→ THE PROBLEM
Put the rows below into a Markdown table with the columns No. and Entry, starting with the line that contains "meisai-line-9 xyxy=(12,700,591,701)" and going on through the line that contains "suitou-header-3: 関 xyxy=(530,250,541,263)". Number each line, and leave out any blank lines.

----

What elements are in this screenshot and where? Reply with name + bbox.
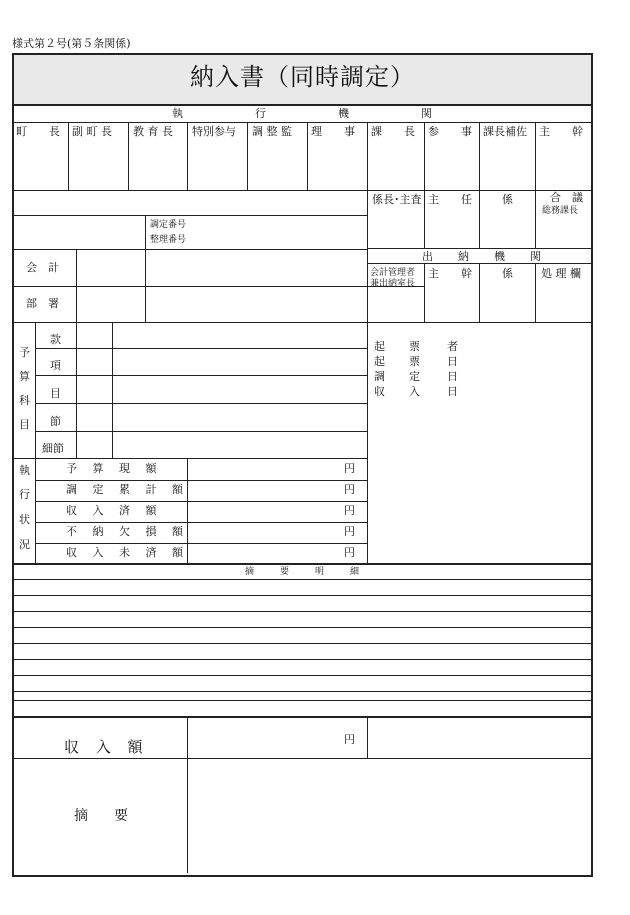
meisai-line-9 xyxy=(12,700,591,701)
vline-off-7 xyxy=(424,122,425,248)
vline-off-9 xyxy=(535,122,536,248)
vline-off-2 xyxy=(128,122,129,190)
line-status-2 xyxy=(35,501,367,502)
vline-main xyxy=(367,122,368,563)
official-director: 理 事 xyxy=(311,125,355,138)
yen-2: 円 xyxy=(344,483,355,496)
suitou-kanrisha-2: 兼出納室長 xyxy=(370,279,416,289)
line-budget-2 xyxy=(35,375,367,376)
official-coordinator: 調 整 監 xyxy=(252,125,292,138)
line-suitou-top xyxy=(367,248,591,249)
vline-shunyu-right xyxy=(367,716,368,758)
meisai-line-5 xyxy=(12,643,591,644)
line-status-4 xyxy=(35,543,367,544)
official-chief-clerk: 係長･主査 xyxy=(372,193,422,206)
sign-4c: 日 xyxy=(447,385,458,398)
line-budget-1 xyxy=(35,348,367,349)
sign-2b: 票 xyxy=(409,355,420,368)
status-cumulative-amount: 調 定 累 計 額 xyxy=(66,483,189,496)
suitou-header-3: 関 xyxy=(530,250,541,263)
line-reg xyxy=(12,215,367,216)
status-label-2: 状 xyxy=(19,513,30,526)
sign-3b: 定 xyxy=(409,370,420,383)
official-assistant-chief: 課長補佐 xyxy=(483,125,527,138)
meisai-line-2 xyxy=(12,595,591,596)
line-tekiyo-top xyxy=(12,758,591,759)
sign-1a: 起 xyxy=(374,340,385,353)
suitou-kanrisha-1: 会計管理者 xyxy=(370,268,416,278)
tekiyo-label-0: 摘 xyxy=(74,808,88,824)
chotei-number-label: 調定番号 xyxy=(150,220,187,230)
sign-1c: 者 xyxy=(447,340,458,353)
yen-1: 円 xyxy=(344,462,355,475)
status-label-0: 執 xyxy=(19,464,30,477)
line-budget-3 xyxy=(35,403,367,404)
line-kaikei-top xyxy=(12,249,367,250)
line-status-top xyxy=(12,458,367,459)
status-received-amount: 収 入 済 額 xyxy=(66,504,163,517)
meisai-line-6 xyxy=(12,659,591,660)
budget-moku: 目 xyxy=(50,387,61,400)
official-mayor: 町 長 xyxy=(16,125,60,138)
official-general-affairs: 総務課長 xyxy=(542,206,579,216)
vline-shunyu xyxy=(187,716,188,873)
vline-budget-label xyxy=(35,322,36,563)
sign-3c: 日 xyxy=(447,370,458,383)
official-deputy-mayor: 副 町 長 xyxy=(72,125,112,138)
budget-saisetsu: 細節 xyxy=(42,442,64,455)
line-budget-4 xyxy=(35,431,367,432)
status-label-3: 況 xyxy=(19,538,30,551)
vline-off-1 xyxy=(68,122,69,190)
kaikei-label: 会 計 xyxy=(26,261,59,274)
budget-label-0: 予 xyxy=(19,346,30,359)
page-title: 納入書（同時調定） xyxy=(190,63,415,91)
tekiyo-label-1: 要 xyxy=(114,808,128,824)
line-exec-header xyxy=(12,122,591,123)
seiri-number-label: 整理番号 xyxy=(150,235,187,245)
vline-sui-3 xyxy=(535,263,536,322)
meisai-header-1: 要 xyxy=(280,567,290,577)
suitou-shukan: 主 幹 xyxy=(428,267,472,280)
sign-2a: 起 xyxy=(374,355,385,368)
line-officials xyxy=(12,190,591,191)
yen-5: 円 xyxy=(344,546,355,559)
vline-sui-1 xyxy=(424,263,425,322)
vline-off-5 xyxy=(307,122,308,190)
meisai-header-2: 明 xyxy=(315,567,325,577)
budget-label-1: 算 xyxy=(19,370,30,383)
meisai-line-8 xyxy=(12,691,591,692)
line-busho-top xyxy=(12,286,367,287)
meisai-header-3: 細 xyxy=(350,567,360,577)
official-section-chief: 課 長 xyxy=(371,125,415,138)
suitou-shori: 処 理 欄 xyxy=(541,267,581,280)
official-special-advisor: 特別参与 xyxy=(192,125,236,138)
yen-4: 円 xyxy=(344,525,355,538)
budget-label-2: 科 xyxy=(19,394,30,407)
official-education: 教 育 長 xyxy=(133,125,173,138)
sign-block xyxy=(374,340,464,400)
sign-2c: 日 xyxy=(447,355,458,368)
exec-header-2: 機 xyxy=(338,107,349,120)
exec-header-1: 行 xyxy=(255,107,266,120)
vline-off-8 xyxy=(479,122,480,248)
budget-label-3: 目 xyxy=(19,418,30,431)
vline-off-3 xyxy=(187,122,188,190)
meisai-header-0: 摘 xyxy=(245,567,255,577)
sign-1b: 票 xyxy=(409,340,420,353)
official-supervisor: 主 任 xyxy=(428,193,472,206)
line-shunyu-top xyxy=(12,716,591,718)
shunyu-gaku-label: 収 入 額 xyxy=(64,738,149,756)
budget-kou: 項 xyxy=(50,359,61,372)
vline-sui-2 xyxy=(479,263,480,322)
official-consult: 合 議 xyxy=(550,191,583,204)
suitou-header-1: 納 xyxy=(458,250,469,263)
line-meisai-top xyxy=(12,563,591,565)
status-label-1: 行 xyxy=(19,488,30,501)
official-councilor: 参 事 xyxy=(428,125,472,138)
vline-kaikei xyxy=(76,249,77,322)
yen-shunyu: 円 xyxy=(344,733,355,746)
budget-setsu: 節 xyxy=(50,415,61,428)
status-budget-amount: 予 算 現 額 xyxy=(66,462,163,475)
suitou-header-0: 出 xyxy=(422,250,433,263)
yen-3: 円 xyxy=(344,504,355,517)
exec-header-0: 執 xyxy=(172,107,183,120)
meisai-line-3 xyxy=(12,611,591,612)
vline-off-4 xyxy=(247,122,248,190)
sign-4a: 収 xyxy=(374,385,385,398)
busho-label: 部 署 xyxy=(26,297,59,310)
form-number: 様式第２号(第５条関係) xyxy=(12,37,131,50)
status-unpaid-amount: 収 入 未 済 額 xyxy=(66,546,189,559)
status-loss-amount: 不 納 欠 損 額 xyxy=(66,525,189,538)
line-status-1 xyxy=(35,480,367,481)
meisai-line-1 xyxy=(12,579,591,580)
meisai-line-4 xyxy=(12,627,591,628)
vline-budget-code xyxy=(112,322,113,458)
sign-4b: 入 xyxy=(409,385,420,398)
meisai-line-7 xyxy=(12,675,591,676)
line-status-3 xyxy=(35,522,367,523)
line-budget-top xyxy=(12,322,591,323)
suitou-header-2: 機 xyxy=(494,250,505,263)
suitou-kakari: 係 xyxy=(502,267,513,280)
vline-reg xyxy=(145,215,146,322)
official-staff: 係 xyxy=(502,193,513,206)
sign-3a: 調 xyxy=(374,370,385,383)
budget-kan: 款 xyxy=(50,333,61,346)
official-senior-staff: 主 幹 xyxy=(539,125,583,138)
vline-budget-item xyxy=(76,322,77,458)
exec-header-3: 関 xyxy=(421,107,432,120)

----

→ FULL SOLUTION
| No. | Entry |
|---|---|
| 1 | meisai-line-9 xyxy=(12,700,591,701) |
| 2 | vline-off-7 xyxy=(424,122,425,248) |
| 3 | vline-off-9 xyxy=(535,122,536,248) |
| 4 | vline-off-2 xyxy=(128,122,129,190) |
| 5 | line-status-2 xyxy=(35,501,367,502) |
| 6 | vline-main xyxy=(367,122,368,563) |
| 7 | official-director: 理 事 xyxy=(311,125,355,138) |
| 8 | yen-2: 円 xyxy=(344,483,355,496) |
| 9 | suitou-kanrisha-2: 兼出納室長 xyxy=(370,279,416,289) |
| 10 | line-budget-2 xyxy=(35,375,367,376) |
| 11 | official-coordinator: 調 整 監 xyxy=(252,125,292,138) |
| 12 | line-suitou-top xyxy=(367,248,591,249) |
| 13 | vline-shunyu-right xyxy=(367,716,368,758) |
| 14 | meisai-line-5 xyxy=(12,643,591,644) |
| 15 | line-status-4 xyxy=(35,543,367,544) |
| 16 | official-chief-clerk: 係長･主査 xyxy=(372,193,422,206) |
| 17 | sign-4c: 日 xyxy=(447,385,458,398) |
| 18 | line-budget-1 xyxy=(35,348,367,349) |
| 19 | sign-2b: 票 xyxy=(409,355,420,368) |
| 20 | status-cumulative-amount: 調 定 累 計 額 xyxy=(66,483,189,496) |
| 21 | suitou-header-3: 関 xyxy=(530,250,541,263) |